▸ Passage provided:
— begin —
“Life is like riding a bicycle, to keep your balance you must keep moving.” ~ Albert Einstein
Sometime last fall, it hit me that it was time to get moving—in all aspects of that phrase.
I’d been with the same employer for 21 years, and been living in the same house for 11. My youngest had just left for college, and I began to feel it. At first I wasn’t sure what it was, but as I listened to it—as I felt it inside me—I knew. I’ve had the feeling before, but not for a long time. Time to move.
In some important ways I was already moving. But what I was feeling in my gut was bigger. Bigger than just growing more in place. And it wasn’t that I just needed change. I could create change standing still. I’d been doing that already. No, not just change. Static change wasn’t enough. I needed to move.
A few chapters ago in my life, I moved a lot. It was youthful, frequent movement.
My post college life was a vision of movement. I moved back home for a couple months, then moved to my first job. I wrote press releases and was an assistant lacrosse coach at my alma mater. And while I was in familiar environs, it was different. I had a job. I was moving. When I moved back to start my job, everything material that was important to me fit into my 1980 Ford Pinto. A big duffle bag. A big stereo. A bike. And when I left there two years later to return home to Boston, everything near to me still fit into that car. Miraculously, the car still worked. I was 23, and I haven’t forgotten the wistful feeling of driving north on route 95, all my possessions in my hatchback, a good tape in the player, eyes open to possibility.
When my son went off to college last fall I made a promise to myself that I’d get moving again. A major life change had jolted my world and I just couldn’t envision staying much longer in my house in the woods. I knew I needed to move, and once I made the decision to move—actually, once I got moving—good things followed in my life.
It’s like that in life, good things can’t follow until you get moving. Nothing follows a person standing still. And you have to trust your gut and just run with it.
Moving out of a house I lived in with my late wife was difficult.
It was physically and mentally challenging. In the end it was liberating. At one point in the process, I put an eight-foot folding table at the bottom of my driveway. For a few days I made a morning ritual of putting things on it that I knew I didn’t want to keep but thought someone may like. Colorful little vases, kitchen utensils, old lacrosse sticks, stuff like that. I painted “Free” on the back of the plywood sign that our builder made 12 years earlier and that on the flip side had an architectural drawing of our home and the title “Bidstrup Residence.”
Everything I put on the table was taken away to a new home. Everything. I’m glad about that. I went away for a long weekend and discovered that they took the table away too. All that was left was the “Free” sign.
— end —
▸ Data provided:
— begin —
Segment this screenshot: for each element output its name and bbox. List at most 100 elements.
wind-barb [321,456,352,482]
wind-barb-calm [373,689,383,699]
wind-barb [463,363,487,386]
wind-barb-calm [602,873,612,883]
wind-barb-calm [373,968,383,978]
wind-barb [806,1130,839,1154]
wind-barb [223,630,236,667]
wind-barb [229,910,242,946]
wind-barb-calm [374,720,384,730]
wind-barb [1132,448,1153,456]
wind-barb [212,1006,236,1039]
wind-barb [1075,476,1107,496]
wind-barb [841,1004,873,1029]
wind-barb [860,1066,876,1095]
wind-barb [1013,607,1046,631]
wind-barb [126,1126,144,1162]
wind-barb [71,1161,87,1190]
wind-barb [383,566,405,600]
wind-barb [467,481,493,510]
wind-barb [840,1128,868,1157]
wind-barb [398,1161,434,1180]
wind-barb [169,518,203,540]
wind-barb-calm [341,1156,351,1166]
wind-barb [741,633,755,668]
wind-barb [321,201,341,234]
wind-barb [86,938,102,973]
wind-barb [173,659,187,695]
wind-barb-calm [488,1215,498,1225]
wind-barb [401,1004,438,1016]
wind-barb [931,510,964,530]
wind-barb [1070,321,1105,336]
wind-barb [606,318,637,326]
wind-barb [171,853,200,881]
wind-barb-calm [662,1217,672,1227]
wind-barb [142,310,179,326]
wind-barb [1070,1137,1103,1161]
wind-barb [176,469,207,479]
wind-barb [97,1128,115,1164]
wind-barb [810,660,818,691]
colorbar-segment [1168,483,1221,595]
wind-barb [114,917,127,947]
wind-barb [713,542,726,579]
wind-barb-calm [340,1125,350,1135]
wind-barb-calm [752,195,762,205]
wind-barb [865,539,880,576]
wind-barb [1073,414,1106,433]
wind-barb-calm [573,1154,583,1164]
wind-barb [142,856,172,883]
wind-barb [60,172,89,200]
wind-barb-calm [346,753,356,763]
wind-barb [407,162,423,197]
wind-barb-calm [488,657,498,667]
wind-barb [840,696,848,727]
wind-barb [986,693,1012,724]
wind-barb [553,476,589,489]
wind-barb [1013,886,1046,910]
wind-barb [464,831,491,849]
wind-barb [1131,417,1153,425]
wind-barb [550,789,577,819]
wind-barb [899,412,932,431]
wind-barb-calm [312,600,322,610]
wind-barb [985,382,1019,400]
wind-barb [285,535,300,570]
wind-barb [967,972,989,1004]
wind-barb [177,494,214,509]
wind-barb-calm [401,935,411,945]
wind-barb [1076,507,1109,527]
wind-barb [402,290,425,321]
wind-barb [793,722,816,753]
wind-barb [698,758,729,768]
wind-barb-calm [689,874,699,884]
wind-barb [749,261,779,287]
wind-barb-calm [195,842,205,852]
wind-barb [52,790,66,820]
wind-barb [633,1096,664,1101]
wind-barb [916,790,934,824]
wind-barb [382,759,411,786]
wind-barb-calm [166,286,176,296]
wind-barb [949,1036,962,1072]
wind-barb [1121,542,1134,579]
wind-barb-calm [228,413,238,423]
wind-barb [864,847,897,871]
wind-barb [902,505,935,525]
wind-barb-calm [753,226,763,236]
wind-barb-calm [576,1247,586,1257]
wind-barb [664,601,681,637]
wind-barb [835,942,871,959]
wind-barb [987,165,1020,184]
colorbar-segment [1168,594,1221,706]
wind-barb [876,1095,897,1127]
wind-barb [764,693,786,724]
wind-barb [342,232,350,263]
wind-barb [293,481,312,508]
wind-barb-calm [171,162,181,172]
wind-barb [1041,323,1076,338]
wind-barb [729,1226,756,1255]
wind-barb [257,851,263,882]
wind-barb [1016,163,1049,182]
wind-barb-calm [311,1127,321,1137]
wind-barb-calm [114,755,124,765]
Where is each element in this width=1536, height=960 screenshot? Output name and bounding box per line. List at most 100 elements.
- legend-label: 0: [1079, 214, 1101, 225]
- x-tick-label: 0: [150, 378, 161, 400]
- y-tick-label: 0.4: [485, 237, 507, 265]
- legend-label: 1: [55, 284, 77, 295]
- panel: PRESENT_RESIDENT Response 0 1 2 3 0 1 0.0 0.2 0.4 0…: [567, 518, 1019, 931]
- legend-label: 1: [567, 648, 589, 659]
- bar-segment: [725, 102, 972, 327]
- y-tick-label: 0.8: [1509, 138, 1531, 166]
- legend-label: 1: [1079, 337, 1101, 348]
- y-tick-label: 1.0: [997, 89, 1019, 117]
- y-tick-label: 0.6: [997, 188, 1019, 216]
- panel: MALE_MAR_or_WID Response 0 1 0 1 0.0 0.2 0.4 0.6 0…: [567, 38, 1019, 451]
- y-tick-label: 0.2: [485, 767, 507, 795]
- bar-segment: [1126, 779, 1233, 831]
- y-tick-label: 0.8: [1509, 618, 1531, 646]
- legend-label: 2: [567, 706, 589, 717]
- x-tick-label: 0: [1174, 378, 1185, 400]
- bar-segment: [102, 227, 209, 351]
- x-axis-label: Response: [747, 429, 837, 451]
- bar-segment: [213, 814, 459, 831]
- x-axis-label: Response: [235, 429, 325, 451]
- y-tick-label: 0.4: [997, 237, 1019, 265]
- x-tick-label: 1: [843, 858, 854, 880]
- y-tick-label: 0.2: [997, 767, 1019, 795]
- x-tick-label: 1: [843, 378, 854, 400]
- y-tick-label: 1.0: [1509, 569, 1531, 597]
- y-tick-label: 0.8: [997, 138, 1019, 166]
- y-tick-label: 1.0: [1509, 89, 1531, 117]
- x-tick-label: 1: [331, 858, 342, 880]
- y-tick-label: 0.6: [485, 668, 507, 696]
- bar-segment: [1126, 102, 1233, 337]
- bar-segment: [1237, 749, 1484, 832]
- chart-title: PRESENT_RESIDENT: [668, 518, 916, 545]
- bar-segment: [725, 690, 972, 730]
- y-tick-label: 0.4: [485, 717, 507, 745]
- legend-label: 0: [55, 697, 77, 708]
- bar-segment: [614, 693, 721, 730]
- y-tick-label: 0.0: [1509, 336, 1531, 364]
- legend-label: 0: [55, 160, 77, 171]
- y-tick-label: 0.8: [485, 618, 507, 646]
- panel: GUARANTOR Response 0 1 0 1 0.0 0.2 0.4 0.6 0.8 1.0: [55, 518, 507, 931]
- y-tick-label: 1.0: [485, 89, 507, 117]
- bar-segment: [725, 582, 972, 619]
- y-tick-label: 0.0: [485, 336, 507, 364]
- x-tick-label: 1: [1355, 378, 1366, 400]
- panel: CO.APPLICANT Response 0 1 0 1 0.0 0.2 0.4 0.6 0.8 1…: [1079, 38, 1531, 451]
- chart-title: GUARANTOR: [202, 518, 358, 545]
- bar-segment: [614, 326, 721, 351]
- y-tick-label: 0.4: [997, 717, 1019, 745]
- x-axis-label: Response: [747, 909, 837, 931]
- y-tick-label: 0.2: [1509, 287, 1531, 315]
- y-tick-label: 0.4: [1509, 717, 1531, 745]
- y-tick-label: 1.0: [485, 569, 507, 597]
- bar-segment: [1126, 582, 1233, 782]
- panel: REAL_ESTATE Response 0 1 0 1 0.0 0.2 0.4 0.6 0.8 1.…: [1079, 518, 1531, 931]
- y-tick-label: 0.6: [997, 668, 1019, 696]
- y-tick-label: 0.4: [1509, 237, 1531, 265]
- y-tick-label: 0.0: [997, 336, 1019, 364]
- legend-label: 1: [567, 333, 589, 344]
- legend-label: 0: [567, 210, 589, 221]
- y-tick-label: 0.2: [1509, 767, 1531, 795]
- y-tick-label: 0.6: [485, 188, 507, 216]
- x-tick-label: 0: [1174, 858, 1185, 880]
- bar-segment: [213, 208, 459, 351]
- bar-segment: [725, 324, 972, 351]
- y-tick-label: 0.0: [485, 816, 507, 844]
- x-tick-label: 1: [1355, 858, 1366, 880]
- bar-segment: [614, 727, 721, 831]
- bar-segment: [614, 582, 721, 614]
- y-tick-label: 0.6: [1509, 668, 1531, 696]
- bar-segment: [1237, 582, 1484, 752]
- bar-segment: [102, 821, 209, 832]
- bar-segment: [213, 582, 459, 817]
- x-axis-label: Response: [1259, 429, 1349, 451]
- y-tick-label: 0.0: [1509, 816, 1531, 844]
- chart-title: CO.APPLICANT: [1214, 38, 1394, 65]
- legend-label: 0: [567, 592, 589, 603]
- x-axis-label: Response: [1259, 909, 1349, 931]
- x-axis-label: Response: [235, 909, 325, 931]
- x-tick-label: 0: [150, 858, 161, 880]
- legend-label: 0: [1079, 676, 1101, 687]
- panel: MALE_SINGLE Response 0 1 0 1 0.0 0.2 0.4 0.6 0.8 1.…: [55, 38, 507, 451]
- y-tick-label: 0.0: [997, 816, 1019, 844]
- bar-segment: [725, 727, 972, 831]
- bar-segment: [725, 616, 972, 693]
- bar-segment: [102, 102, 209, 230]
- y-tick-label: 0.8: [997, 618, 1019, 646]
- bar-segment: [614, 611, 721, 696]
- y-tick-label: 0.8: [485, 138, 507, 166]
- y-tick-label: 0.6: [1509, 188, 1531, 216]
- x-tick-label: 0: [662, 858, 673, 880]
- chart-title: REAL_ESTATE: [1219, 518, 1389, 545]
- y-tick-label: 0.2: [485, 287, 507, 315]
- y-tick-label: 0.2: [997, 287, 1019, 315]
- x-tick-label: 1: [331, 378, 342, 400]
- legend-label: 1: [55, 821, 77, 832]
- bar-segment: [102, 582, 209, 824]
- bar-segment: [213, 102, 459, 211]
— end —
▸ Brief A:
List the things the writer says fit into the 1980 Ford Pinto in the essay about moving.
▸ Brief B:
In the essay about moving, take the part that begins with "In some important" and ends with "needed to move.", and write it out with "gut" swapped for "heart".
Rely only on the essay about moving.

▸ Output A:
A big duffle bag, a big stereo, and a bike.

▸ Output B:
In some important ways I was already moving. But what I was feeling in my heart was bigger. Bigger than just growing more in place. And it wasn’t that I just needed change. I could create change standing still. I’d been doing that already. No, not just change. Static change wasn’t enough. I needed to move.